[Data shown]
◆ ◆ ◆

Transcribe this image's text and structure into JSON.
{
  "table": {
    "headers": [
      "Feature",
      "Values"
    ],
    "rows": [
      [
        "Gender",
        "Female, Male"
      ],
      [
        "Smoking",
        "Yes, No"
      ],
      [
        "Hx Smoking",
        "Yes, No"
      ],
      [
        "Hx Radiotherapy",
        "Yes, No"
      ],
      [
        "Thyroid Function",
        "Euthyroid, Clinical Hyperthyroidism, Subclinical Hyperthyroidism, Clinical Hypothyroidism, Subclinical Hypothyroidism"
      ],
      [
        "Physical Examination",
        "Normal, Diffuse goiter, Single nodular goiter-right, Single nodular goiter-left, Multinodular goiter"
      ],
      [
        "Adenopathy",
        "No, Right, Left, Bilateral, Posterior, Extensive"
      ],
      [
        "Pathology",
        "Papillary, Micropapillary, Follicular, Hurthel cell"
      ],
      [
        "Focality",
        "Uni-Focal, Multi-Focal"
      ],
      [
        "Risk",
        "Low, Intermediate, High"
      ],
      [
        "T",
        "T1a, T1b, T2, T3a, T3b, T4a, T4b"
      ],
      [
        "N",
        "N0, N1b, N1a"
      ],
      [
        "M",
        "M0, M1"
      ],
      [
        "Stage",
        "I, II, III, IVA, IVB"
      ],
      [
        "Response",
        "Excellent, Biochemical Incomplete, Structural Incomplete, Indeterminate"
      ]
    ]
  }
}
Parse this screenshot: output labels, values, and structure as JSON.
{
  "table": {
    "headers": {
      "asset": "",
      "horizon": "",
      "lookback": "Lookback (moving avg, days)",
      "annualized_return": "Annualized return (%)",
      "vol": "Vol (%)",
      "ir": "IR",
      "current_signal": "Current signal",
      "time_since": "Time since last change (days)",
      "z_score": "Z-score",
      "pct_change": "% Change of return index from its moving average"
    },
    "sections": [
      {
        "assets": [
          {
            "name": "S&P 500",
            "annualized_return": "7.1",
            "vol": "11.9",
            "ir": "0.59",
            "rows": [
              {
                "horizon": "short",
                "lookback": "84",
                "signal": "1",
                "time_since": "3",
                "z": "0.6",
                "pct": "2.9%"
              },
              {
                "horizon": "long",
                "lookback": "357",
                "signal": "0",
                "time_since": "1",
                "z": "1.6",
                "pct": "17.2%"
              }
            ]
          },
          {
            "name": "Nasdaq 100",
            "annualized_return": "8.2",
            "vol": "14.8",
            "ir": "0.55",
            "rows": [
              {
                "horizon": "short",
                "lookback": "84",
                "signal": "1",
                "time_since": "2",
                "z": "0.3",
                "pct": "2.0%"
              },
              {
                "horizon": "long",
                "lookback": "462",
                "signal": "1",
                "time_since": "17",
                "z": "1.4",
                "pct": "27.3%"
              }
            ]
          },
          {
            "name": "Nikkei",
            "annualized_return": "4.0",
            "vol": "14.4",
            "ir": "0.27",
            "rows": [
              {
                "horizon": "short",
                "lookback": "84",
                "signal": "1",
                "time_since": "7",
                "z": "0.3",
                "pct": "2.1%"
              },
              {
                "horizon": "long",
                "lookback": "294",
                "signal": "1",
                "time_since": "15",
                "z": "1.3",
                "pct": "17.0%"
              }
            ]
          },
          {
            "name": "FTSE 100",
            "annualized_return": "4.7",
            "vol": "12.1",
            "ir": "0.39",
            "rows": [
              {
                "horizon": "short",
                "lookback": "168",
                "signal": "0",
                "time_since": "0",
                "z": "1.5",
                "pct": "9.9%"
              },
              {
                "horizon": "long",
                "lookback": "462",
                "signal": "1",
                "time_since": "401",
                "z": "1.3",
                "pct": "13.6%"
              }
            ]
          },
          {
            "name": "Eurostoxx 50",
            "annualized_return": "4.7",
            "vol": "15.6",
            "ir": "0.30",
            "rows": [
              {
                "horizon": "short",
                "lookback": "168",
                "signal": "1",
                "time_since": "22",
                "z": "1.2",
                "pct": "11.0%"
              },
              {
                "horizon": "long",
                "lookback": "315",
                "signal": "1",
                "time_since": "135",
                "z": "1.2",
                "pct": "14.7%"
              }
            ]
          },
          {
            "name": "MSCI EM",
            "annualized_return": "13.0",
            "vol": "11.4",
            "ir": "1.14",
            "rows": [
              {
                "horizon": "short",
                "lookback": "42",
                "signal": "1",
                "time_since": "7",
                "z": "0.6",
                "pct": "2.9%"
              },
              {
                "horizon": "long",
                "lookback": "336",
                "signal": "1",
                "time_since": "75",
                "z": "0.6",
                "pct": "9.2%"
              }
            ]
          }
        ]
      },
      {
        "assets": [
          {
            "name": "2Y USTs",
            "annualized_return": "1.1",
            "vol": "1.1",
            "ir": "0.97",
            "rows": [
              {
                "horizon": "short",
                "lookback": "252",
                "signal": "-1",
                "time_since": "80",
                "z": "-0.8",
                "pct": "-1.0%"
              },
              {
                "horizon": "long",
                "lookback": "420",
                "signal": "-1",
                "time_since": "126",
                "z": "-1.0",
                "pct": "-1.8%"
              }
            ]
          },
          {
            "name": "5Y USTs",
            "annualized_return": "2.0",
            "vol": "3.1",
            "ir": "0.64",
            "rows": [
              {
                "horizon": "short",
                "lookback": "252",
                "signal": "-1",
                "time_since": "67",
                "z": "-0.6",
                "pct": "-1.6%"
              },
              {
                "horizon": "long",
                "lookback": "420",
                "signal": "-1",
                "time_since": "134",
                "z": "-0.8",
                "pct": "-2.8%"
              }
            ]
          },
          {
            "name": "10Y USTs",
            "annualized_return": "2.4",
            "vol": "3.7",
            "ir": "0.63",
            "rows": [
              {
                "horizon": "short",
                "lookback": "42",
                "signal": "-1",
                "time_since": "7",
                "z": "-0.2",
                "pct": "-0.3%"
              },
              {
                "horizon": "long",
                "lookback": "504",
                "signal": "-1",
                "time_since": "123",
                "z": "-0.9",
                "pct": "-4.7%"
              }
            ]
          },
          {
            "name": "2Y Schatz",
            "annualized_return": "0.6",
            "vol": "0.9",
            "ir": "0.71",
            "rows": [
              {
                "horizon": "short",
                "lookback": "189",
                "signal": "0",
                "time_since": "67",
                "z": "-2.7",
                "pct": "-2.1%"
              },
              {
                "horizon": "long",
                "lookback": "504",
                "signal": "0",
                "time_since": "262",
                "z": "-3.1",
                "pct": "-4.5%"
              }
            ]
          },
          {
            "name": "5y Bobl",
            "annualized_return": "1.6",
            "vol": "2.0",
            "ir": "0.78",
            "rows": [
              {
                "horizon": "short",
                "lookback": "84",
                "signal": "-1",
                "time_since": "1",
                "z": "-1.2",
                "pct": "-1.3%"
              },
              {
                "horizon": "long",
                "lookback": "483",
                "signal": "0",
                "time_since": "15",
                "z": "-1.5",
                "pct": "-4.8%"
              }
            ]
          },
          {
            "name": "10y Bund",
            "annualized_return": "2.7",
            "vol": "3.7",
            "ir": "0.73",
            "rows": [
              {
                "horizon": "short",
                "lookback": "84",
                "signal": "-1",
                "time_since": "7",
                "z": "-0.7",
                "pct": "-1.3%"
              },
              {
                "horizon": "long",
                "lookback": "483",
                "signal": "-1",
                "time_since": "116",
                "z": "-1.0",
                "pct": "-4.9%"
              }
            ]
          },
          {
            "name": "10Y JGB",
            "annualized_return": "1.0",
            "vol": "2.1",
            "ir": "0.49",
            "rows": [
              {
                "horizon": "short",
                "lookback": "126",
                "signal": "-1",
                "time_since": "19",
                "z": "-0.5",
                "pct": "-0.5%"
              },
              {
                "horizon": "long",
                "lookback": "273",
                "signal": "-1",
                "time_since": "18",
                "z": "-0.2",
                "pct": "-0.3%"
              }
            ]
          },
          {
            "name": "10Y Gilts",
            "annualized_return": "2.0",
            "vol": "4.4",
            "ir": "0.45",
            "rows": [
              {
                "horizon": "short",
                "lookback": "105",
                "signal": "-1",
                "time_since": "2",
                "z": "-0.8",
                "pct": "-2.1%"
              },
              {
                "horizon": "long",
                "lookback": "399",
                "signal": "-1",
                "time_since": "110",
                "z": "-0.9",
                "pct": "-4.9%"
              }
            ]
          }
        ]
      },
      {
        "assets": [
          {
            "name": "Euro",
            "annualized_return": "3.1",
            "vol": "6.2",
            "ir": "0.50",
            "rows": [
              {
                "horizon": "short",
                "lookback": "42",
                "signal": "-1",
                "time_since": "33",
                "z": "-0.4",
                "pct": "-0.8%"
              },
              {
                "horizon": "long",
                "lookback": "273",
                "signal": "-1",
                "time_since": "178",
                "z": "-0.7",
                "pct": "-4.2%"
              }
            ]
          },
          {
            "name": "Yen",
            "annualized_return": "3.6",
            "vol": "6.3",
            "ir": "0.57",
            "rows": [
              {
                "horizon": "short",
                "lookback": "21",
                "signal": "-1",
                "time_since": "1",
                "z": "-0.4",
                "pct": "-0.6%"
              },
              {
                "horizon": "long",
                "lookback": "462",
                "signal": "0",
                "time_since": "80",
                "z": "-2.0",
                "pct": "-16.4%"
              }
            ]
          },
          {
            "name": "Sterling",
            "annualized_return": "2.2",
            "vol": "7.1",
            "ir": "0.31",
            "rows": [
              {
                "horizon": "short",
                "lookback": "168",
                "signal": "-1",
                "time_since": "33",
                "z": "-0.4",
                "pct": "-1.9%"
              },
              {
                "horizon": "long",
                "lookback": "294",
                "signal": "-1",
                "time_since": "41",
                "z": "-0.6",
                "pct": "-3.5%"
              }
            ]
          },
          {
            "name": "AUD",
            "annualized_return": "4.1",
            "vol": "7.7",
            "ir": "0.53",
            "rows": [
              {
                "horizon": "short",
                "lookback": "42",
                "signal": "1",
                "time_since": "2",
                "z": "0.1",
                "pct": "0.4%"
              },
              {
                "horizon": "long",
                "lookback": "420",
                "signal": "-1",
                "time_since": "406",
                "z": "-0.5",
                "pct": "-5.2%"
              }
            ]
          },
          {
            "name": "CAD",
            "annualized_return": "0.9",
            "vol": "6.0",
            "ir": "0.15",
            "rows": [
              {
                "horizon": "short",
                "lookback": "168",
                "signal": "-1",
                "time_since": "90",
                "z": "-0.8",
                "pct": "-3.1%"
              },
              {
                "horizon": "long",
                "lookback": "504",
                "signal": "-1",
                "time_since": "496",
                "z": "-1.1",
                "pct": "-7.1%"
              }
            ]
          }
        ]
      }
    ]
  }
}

◆ ◆ ◆

[Aim]
From the entries above, return each line with the word "USTs" in it.

[Solution]
            "name": "2Y USTs",
            "name": "5Y USTs",
            "name": "10Y USTs",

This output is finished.